Figure content listings

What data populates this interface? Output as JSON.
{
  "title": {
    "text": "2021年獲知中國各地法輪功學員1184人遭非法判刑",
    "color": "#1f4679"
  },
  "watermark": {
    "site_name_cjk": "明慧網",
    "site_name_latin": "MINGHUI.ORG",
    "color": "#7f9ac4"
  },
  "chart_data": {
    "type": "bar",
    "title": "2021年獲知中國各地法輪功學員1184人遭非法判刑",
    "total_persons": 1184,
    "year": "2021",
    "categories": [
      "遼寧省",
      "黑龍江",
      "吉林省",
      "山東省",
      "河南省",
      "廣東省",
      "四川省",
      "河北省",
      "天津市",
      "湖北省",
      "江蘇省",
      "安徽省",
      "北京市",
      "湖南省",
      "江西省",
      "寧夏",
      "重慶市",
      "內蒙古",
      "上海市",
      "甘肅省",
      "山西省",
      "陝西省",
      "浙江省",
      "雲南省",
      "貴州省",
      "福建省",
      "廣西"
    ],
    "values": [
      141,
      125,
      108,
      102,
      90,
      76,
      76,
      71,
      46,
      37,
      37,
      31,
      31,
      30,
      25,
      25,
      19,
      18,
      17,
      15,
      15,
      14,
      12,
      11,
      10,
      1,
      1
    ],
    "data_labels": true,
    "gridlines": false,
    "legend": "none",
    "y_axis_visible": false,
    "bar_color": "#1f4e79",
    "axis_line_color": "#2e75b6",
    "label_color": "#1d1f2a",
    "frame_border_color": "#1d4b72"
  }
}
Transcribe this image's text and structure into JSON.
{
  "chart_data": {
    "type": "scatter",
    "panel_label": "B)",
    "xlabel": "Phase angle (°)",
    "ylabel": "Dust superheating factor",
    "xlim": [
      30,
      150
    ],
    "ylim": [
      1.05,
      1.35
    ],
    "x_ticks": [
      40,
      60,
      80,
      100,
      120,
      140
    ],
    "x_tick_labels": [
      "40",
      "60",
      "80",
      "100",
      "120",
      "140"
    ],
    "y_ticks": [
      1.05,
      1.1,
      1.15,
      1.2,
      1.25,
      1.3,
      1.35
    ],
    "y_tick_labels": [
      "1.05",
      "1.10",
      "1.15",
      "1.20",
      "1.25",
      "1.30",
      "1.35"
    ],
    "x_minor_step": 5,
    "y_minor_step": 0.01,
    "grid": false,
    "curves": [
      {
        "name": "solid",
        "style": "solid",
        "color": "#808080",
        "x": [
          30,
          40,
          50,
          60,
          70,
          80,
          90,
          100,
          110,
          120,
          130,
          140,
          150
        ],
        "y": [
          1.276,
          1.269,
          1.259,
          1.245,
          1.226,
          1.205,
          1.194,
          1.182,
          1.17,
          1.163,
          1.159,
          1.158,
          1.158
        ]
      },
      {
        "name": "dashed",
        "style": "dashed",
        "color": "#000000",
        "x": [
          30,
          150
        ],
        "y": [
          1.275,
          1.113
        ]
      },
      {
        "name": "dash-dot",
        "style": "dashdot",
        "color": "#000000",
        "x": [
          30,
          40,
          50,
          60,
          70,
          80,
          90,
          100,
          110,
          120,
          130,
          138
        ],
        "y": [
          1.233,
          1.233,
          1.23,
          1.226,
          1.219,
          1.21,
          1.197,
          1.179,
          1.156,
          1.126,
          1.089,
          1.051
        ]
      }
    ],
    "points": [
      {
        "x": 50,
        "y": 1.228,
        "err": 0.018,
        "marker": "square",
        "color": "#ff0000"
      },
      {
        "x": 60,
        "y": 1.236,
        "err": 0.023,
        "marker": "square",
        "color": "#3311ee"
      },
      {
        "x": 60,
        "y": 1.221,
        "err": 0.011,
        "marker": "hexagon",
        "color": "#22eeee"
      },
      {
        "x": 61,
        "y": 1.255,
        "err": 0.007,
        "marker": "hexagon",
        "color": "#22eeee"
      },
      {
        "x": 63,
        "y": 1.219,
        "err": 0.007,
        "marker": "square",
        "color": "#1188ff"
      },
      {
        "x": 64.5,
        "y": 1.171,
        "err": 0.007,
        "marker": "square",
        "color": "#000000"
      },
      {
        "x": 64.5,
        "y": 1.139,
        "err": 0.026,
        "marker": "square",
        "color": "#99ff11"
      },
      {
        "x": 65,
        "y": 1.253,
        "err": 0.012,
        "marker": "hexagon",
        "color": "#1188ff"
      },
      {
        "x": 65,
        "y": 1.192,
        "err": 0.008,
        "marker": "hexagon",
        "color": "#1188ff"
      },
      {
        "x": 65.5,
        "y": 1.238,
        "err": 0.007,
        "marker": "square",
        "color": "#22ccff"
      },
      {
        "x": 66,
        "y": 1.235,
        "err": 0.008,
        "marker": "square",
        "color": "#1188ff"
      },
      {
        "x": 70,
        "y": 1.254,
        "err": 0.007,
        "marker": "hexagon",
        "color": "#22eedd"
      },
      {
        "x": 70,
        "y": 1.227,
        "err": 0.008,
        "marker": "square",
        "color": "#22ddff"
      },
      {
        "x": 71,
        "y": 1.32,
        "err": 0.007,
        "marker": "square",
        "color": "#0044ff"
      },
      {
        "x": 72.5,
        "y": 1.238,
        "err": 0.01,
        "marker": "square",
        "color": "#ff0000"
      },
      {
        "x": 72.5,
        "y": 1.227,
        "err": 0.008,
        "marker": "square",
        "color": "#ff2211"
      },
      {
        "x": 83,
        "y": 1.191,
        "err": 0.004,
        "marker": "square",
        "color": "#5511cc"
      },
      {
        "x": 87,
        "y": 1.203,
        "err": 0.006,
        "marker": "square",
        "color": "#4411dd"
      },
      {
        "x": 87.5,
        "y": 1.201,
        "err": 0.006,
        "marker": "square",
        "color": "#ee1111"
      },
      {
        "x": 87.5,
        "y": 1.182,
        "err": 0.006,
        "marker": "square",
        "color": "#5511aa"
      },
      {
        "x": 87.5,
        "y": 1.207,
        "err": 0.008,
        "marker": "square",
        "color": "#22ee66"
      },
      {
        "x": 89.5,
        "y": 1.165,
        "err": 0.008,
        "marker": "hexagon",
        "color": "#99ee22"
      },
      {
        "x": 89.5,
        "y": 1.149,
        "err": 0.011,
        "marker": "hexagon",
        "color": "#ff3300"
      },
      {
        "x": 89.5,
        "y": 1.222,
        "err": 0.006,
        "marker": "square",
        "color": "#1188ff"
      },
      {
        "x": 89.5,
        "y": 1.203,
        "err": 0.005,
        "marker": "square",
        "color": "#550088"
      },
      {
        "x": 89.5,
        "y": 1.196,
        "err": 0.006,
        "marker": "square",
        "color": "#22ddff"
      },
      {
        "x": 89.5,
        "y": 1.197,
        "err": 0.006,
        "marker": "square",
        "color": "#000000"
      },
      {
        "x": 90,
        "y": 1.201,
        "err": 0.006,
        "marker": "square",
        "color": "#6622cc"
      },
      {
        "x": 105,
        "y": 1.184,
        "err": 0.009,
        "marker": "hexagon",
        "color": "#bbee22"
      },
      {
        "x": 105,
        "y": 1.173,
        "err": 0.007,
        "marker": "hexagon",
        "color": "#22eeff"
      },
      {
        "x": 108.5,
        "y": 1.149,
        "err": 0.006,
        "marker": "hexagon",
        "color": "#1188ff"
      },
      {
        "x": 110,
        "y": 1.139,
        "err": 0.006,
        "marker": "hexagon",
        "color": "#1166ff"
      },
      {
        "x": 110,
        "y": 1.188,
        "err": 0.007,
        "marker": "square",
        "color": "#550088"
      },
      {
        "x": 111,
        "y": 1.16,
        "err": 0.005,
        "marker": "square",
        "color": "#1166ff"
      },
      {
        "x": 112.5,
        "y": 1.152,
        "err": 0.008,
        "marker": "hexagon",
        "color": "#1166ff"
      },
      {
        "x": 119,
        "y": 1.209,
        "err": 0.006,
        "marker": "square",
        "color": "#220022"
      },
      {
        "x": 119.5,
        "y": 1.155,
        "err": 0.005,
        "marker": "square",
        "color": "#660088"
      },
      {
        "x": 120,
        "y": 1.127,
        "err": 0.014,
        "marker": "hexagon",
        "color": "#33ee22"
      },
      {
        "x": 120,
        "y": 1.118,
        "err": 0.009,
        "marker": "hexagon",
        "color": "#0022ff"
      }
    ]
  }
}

> [What is being asked]: Wherever "this" shows up in a line, copy that line.

> [Final result]:
What data populates this interface? Output as JSON.
Transcribe this image's text and structure into JSON.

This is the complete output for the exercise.